TO DO: The records below hold pictures; please leave those out and retype the rest exactly.

^^^^

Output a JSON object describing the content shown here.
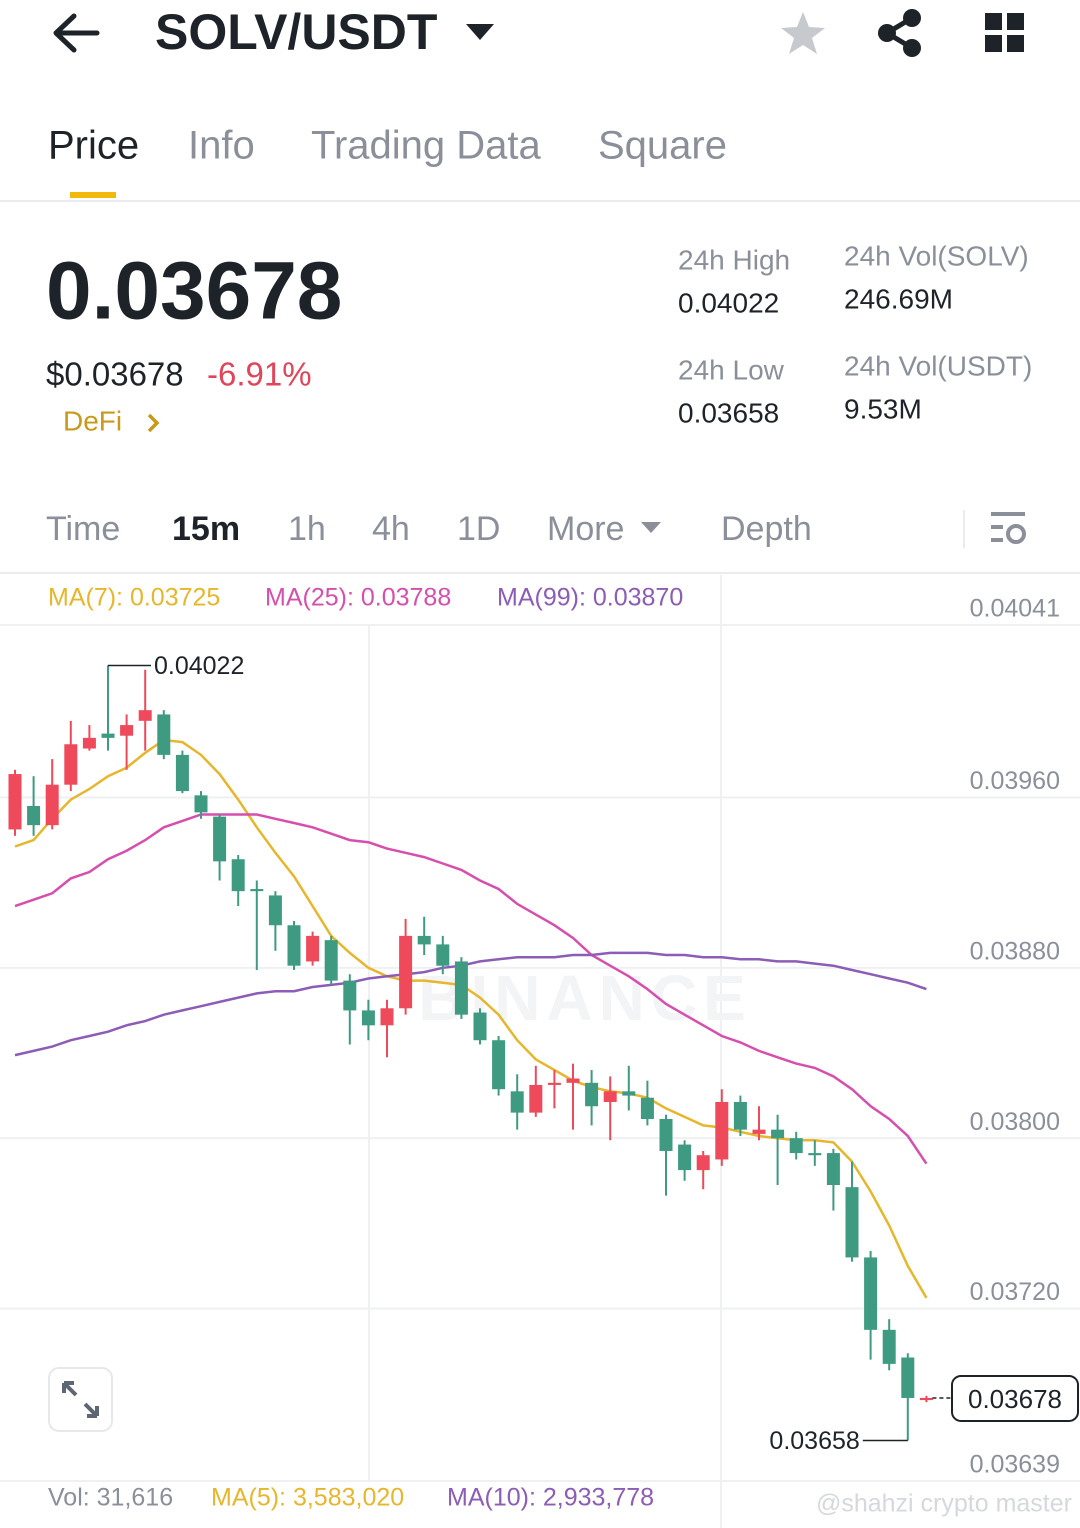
{
  "header": {
    "title": "SOLV/USDT"
  },
  "tabs": [
    "Price",
    "Info",
    "Trading Data",
    "Square"
  ],
  "price": {
    "last": "0.03678",
    "usd": "$0.03678",
    "change": "-6.91%",
    "tag": "DeFi"
  },
  "stats": [
    {
      "label": "24h High",
      "value": "0.04022"
    },
    {
      "label": "24h Vol(SOLV)",
      "value": "246.69M"
    },
    {
      "label": "24h Low",
      "value": "0.03658"
    },
    {
      "label": "24h Vol(USDT)",
      "value": "9.53M"
    }
  ],
  "intervals": [
    "Time",
    "15m",
    "1h",
    "4h",
    "1D",
    "More",
    "Depth"
  ],
  "chart_data": {
    "type": "candlestick",
    "up_color": "#ef4a5b",
    "down_color": "#3e9a81",
    "ylim": [
      0.03639,
      0.04041
    ],
    "yticks": [
      {
        "value": 0.04041,
        "label": "0.04041"
      },
      {
        "value": 0.0396,
        "label": "0.03960"
      },
      {
        "value": 0.0388,
        "label": "0.03880"
      },
      {
        "value": 0.038,
        "label": "0.03800"
      },
      {
        "value": 0.0372,
        "label": "0.03720"
      },
      {
        "value": 0.03639,
        "label": "0.03639"
      }
    ],
    "grid": true,
    "open": [
      0.03945,
      0.03956,
      0.03947,
      0.03966,
      0.03983,
      0.0399,
      0.03989,
      0.03996,
      0.03999,
      0.0398,
      0.03961,
      0.03951,
      0.03931,
      0.03917,
      0.03914,
      0.039,
      0.03883,
      0.03893,
      0.03874,
      0.0386,
      0.03853,
      0.03861,
      0.03895,
      0.03891,
      0.03883,
      0.03859,
      0.03846,
      0.03822,
      0.03812,
      0.03825,
      0.03826,
      0.03826,
      0.03817,
      0.03822,
      0.03819,
      0.03809,
      0.03797,
      0.03785,
      0.0379,
      0.03817,
      0.03802,
      0.03804,
      0.038,
      0.03793,
      0.03793,
      0.03777,
      0.03744,
      0.0371,
      0.03697,
      0.03677
    ],
    "high": [
      0.03973,
      0.0397,
      0.03978,
      0.03996,
      0.03994,
      0.04022,
      0.03999,
      0.0402,
      0.04001,
      0.03982,
      0.03963,
      0.03952,
      0.03933,
      0.03921,
      0.03916,
      0.03902,
      0.03897,
      0.03895,
      0.03877,
      0.03865,
      0.03865,
      0.03903,
      0.03904,
      0.03895,
      0.03885,
      0.03861,
      0.03848,
      0.0383,
      0.03834,
      0.03832,
      0.03835,
      0.03832,
      0.03829,
      0.03834,
      0.03827,
      0.03811,
      0.03799,
      0.03794,
      0.03823,
      0.0382,
      0.03815,
      0.03811,
      0.03803,
      0.03799,
      0.03795,
      0.03789,
      0.03747,
      0.03715,
      0.03699,
      0.03679
    ],
    "low": [
      0.03942,
      0.03942,
      0.03945,
      0.03963,
      0.03982,
      0.03982,
      0.03973,
      0.03982,
      0.03978,
      0.03962,
      0.0395,
      0.03921,
      0.03909,
      0.03879,
      0.03888,
      0.03879,
      0.03881,
      0.03872,
      0.03844,
      0.03846,
      0.03838,
      0.03858,
      0.03886,
      0.03877,
      0.03856,
      0.03844,
      0.0382,
      0.03804,
      0.0381,
      0.03814,
      0.03804,
      0.03806,
      0.03799,
      0.03813,
      0.03806,
      0.03773,
      0.0378,
      0.03776,
      0.03787,
      0.03801,
      0.03799,
      0.03778,
      0.0379,
      0.03787,
      0.03766,
      0.03742,
      0.03696,
      0.03691,
      0.03658,
      0.03676
    ],
    "close": [
      0.03971,
      0.03947,
      0.03966,
      0.03985,
      0.03988,
      0.03988,
      0.03994,
      0.04001,
      0.0398,
      0.03963,
      0.03953,
      0.0393,
      0.03916,
      0.03916,
      0.039,
      0.03881,
      0.03895,
      0.03874,
      0.0386,
      0.03853,
      0.03861,
      0.03895,
      0.03891,
      0.03881,
      0.03858,
      0.03846,
      0.03823,
      0.03812,
      0.03825,
      0.03826,
      0.03828,
      0.03815,
      0.03822,
      0.0382,
      0.03809,
      0.03794,
      0.03785,
      0.03792,
      0.03817,
      0.03804,
      0.03804,
      0.038,
      0.03793,
      0.03792,
      0.03778,
      0.03744,
      0.0371,
      0.03694,
      0.03678,
      0.03678
    ],
    "series": [
      {
        "name": "MA(7): 0.03725",
        "color": "#e8b62c",
        "values": [
          0.03937,
          0.0394,
          0.0395,
          0.03959,
          0.03964,
          0.0397,
          0.03974,
          0.03981,
          0.03987,
          0.03986,
          0.0398,
          0.03971,
          0.03959,
          0.03946,
          0.03934,
          0.03923,
          0.03909,
          0.03895,
          0.03887,
          0.0388,
          0.03876,
          0.03874,
          0.03874,
          0.03873,
          0.03872,
          0.03866,
          0.03858,
          0.03846,
          0.03837,
          0.03832,
          0.03827,
          0.03824,
          0.03822,
          0.03821,
          0.03819,
          0.03814,
          0.0381,
          0.03806,
          0.03805,
          0.03803,
          0.03801,
          0.038,
          0.03799,
          0.03799,
          0.03798,
          0.03789,
          0.03775,
          0.03759,
          0.0374,
          0.03725
        ]
      },
      {
        "name": "MA(25): 0.03788",
        "color": "#d64fae",
        "values": [
          0.03909,
          0.03912,
          0.03915,
          0.03922,
          0.03925,
          0.03931,
          0.03935,
          0.0394,
          0.03946,
          0.03949,
          0.03952,
          0.03952,
          0.03952,
          0.03952,
          0.0395,
          0.03948,
          0.03946,
          0.03943,
          0.0394,
          0.03939,
          0.03936,
          0.03934,
          0.03932,
          0.03929,
          0.03926,
          0.03921,
          0.03917,
          0.0391,
          0.03905,
          0.039,
          0.03894,
          0.03886,
          0.03881,
          0.03876,
          0.0387,
          0.03863,
          0.03858,
          0.03853,
          0.03848,
          0.03845,
          0.03841,
          0.03838,
          0.03835,
          0.03833,
          0.03829,
          0.03823,
          0.03815,
          0.03809,
          0.03801,
          0.03788
        ]
      },
      {
        "name": "MA(99): 0.03870",
        "color": "#8c5cb6",
        "values": [
          0.03839,
          0.03841,
          0.03843,
          0.03846,
          0.03848,
          0.0385,
          0.03853,
          0.03855,
          0.03858,
          0.0386,
          0.03862,
          0.03864,
          0.03866,
          0.03868,
          0.03869,
          0.03869,
          0.03871,
          0.03872,
          0.03873,
          0.03875,
          0.03876,
          0.03877,
          0.03878,
          0.0388,
          0.03881,
          0.03883,
          0.03884,
          0.03885,
          0.03885,
          0.03885,
          0.03886,
          0.03886,
          0.03887,
          0.03887,
          0.03887,
          0.03886,
          0.03886,
          0.03885,
          0.03885,
          0.03884,
          0.03884,
          0.03883,
          0.03883,
          0.03882,
          0.03881,
          0.03879,
          0.03877,
          0.03875,
          0.03873,
          0.0387
        ]
      }
    ],
    "annotations": {
      "high": "0.04022",
      "low": "0.03658",
      "last": "0.03678"
    }
  },
  "volume": [
    "Vol: 31,616",
    "MA(5): 3,583,020",
    "MA(10): 2,933,778"
  ],
  "chart_watermark": "BINANCE",
  "watermark": "@shahzi crypto master"
}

^^^^

ANSWER TO THIS EXERCISE:
Output a JSON object describing the content shown here.
{
  "header": {
    "title": "SOLV/USDT"
  },
  "tabs": [
    "Price",
    "Info",
    "Trading Data",
    "Square"
  ],
  "price": {
    "last": "0.03678",
    "usd": "$0.03678",
    "change": "-6.91%",
    "tag": "DeFi"
  },
  "stats": [
    {
      "label": "24h High",
      "value": "0.04022"
    },
    {
      "label": "24h Vol(SOLV)",
      "value": "246.69M"
    },
    {
      "label": "24h Low",
      "value": "0.03658"
    },
    {
      "label": "24h Vol(USDT)",
      "value": "9.53M"
    }
  ],
  "intervals": [
    "Time",
    "15m",
    "1h",
    "4h",
    "1D",
    "More",
    "Depth"
  ],
  "chart_data": {
    "type": "candlestick",
    "up_color": "#ef4a5b",
    "down_color": "#3e9a81",
    "ylim": [
      0.03639,
      0.04041
    ],
    "yticks": [
      {
        "value": 0.04041,
        "label": "0.04041"
      },
      {
        "value": 0.0396,
        "label": "0.03960"
      },
      {
        "value": 0.0388,
        "label": "0.03880"
      },
      {
        "value": 0.038,
        "label": "0.03800"
      },
      {
        "value": 0.0372,
        "label": "0.03720"
      },
      {
        "value": 0.03639,
        "label": "0.03639"
      }
    ],
    "grid": true,
    "open": [
      0.03945,
      0.03956,
      0.03947,
      0.03966,
      0.03983,
      0.0399,
      0.03989,
      0.03996,
      0.03999,
      0.0398,
      0.03961,
      0.03951,
      0.03931,
      0.03917,
      0.03914,
      0.039,
      0.03883,
      0.03893,
      0.03874,
      0.0386,
      0.03853,
      0.03861,
      0.03895,
      0.03891,
      0.03883,
      0.03859,
      0.03846,
      0.03822,
      0.03812,
      0.03825,
      0.03826,
      0.03826,
      0.03817,
      0.03822,
      0.03819,
      0.03809,
      0.03797,
      0.03785,
      0.0379,
      0.03817,
      0.03802,
      0.03804,
      0.038,
      0.03793,
      0.03793,
      0.03777,
      0.03744,
      0.0371,
      0.03697,
      0.03677
    ],
    "high": [
      0.03973,
      0.0397,
      0.03978,
      0.03996,
      0.03994,
      0.04022,
      0.03999,
      0.0402,
      0.04001,
      0.03982,
      0.03963,
      0.03952,
      0.03933,
      0.03921,
      0.03916,
      0.03902,
      0.03897,
      0.03895,
      0.03877,
      0.03865,
      0.03865,
      0.03903,
      0.03904,
      0.03895,
      0.03885,
      0.03861,
      0.03848,
      0.0383,
      0.03834,
      0.03832,
      0.03835,
      0.03832,
      0.03829,
      0.03834,
      0.03827,
      0.03811,
      0.03799,
      0.03794,
      0.03823,
      0.0382,
      0.03815,
      0.03811,
      0.03803,
      0.03799,
      0.03795,
      0.03789,
      0.03747,
      0.03715,
      0.03699,
      0.03679
    ],
    "low": [
      0.03942,
      0.03942,
      0.03945,
      0.03963,
      0.03982,
      0.03982,
      0.03973,
      0.03982,
      0.03978,
      0.03962,
      0.0395,
      0.03921,
      0.03909,
      0.03879,
      0.03888,
      0.03879,
      0.03881,
      0.03872,
      0.03844,
      0.03846,
      0.03838,
      0.03858,
      0.03886,
      0.03877,
      0.03856,
      0.03844,
      0.0382,
      0.03804,
      0.0381,
      0.03814,
      0.03804,
      0.03806,
      0.03799,
      0.03813,
      0.03806,
      0.03773,
      0.0378,
      0.03776,
      0.03787,
      0.03801,
      0.03799,
      0.03778,
      0.0379,
      0.03787,
      0.03766,
      0.03742,
      0.03696,
      0.03691,
      0.03658,
      0.03676
    ],
    "close": [
      0.03971,
      0.03947,
      0.03966,
      0.03985,
      0.03988,
      0.03988,
      0.03994,
      0.04001,
      0.0398,
      0.03963,
      0.03953,
      0.0393,
      0.03916,
      0.03916,
      0.039,
      0.03881,
      0.03895,
      0.03874,
      0.0386,
      0.03853,
      0.03861,
      0.03895,
      0.03891,
      0.03881,
      0.03858,
      0.03846,
      0.03823,
      0.03812,
      0.03825,
      0.03826,
      0.03828,
      0.03815,
      0.03822,
      0.0382,
      0.03809,
      0.03794,
      0.03785,
      0.03792,
      0.03817,
      0.03804,
      0.03804,
      0.038,
      0.03793,
      0.03792,
      0.03778,
      0.03744,
      0.0371,
      0.03694,
      0.03678,
      0.03678
    ],
    "series": [
      {
        "name": "MA(7): 0.03725",
        "color": "#e8b62c",
        "values": [
          0.03937,
          0.0394,
          0.0395,
          0.03959,
          0.03964,
          0.0397,
          0.03974,
          0.03981,
          0.03987,
          0.03986,
          0.0398,
          0.03971,
          0.03959,
          0.03946,
          0.03934,
          0.03923,
          0.03909,
          0.03895,
          0.03887,
          0.0388,
          0.03876,
          0.03874,
          0.03874,
          0.03873,
          0.03872,
          0.03866,
          0.03858,
          0.03846,
          0.03837,
          0.03832,
          0.03827,
          0.03824,
          0.03822,
          0.03821,
          0.03819,
          0.03814,
          0.0381,
          0.03806,
          0.03805,
          0.03803,
          0.03801,
          0.038,
          0.03799,
          0.03799,
          0.03798,
          0.03789,
          0.03775,
          0.03759,
          0.0374,
          0.03725
        ]
      },
      {
        "name": "MA(25): 0.03788",
        "color": "#d64fae",
        "values": [
          0.03909,
          0.03912,
          0.03915,
          0.03922,
          0.03925,
          0.03931,
          0.03935,
          0.0394,
          0.03946,
          0.03949,
          0.03952,
          0.03952,
          0.03952,
          0.03952,
          0.0395,
          0.03948,
          0.03946,
          0.03943,
          0.0394,
          0.03939,
          0.03936,
          0.03934,
          0.03932,
          0.03929,
          0.03926,
          0.03921,
          0.03917,
          0.0391,
          0.03905,
          0.039,
          0.03894,
          0.03886,
          0.03881,
          0.03876,
          0.0387,
          0.03863,
          0.03858,
          0.03853,
          0.03848,
          0.03845,
          0.03841,
          0.03838,
          0.03835,
          0.03833,
          0.03829,
          0.03823,
          0.03815,
          0.03809,
          0.03801,
          0.03788
        ]
      },
      {
        "name": "MA(99): 0.03870",
        "color": "#8c5cb6",
        "values": [
          0.03839,
          0.03841,
          0.03843,
          0.03846,
          0.03848,
          0.0385,
          0.03853,
          0.03855,
          0.03858,
          0.0386,
          0.03862,
          0.03864,
          0.03866,
          0.03868,
          0.03869,
          0.03869,
          0.03871,
          0.03872,
          0.03873,
          0.03875,
          0.03876,
          0.03877,
          0.03878,
          0.0388,
          0.03881,
          0.03883,
          0.03884,
          0.03885,
          0.03885,
          0.03885,
          0.03886,
          0.03886,
          0.03887,
          0.03887,
          0.03887,
          0.03886,
          0.03886,
          0.03885,
          0.03885,
          0.03884,
          0.03884,
          0.03883,
          0.03883,
          0.03882,
          0.03881,
          0.03879,
          0.03877,
          0.03875,
          0.03873,
          0.0387
        ]
      }
    ],
    "annotations": {
      "high": "0.04022",
      "low": "0.03658",
      "last": "0.03678"
    }
  },
  "volume": [
    "Vol: 31,616",
    "MA(5): 3,583,020",
    "MA(10): 2,933,778"
  ],
  "chart_watermark": "BINANCE",
  "watermark": "@shahzi crypto master"
}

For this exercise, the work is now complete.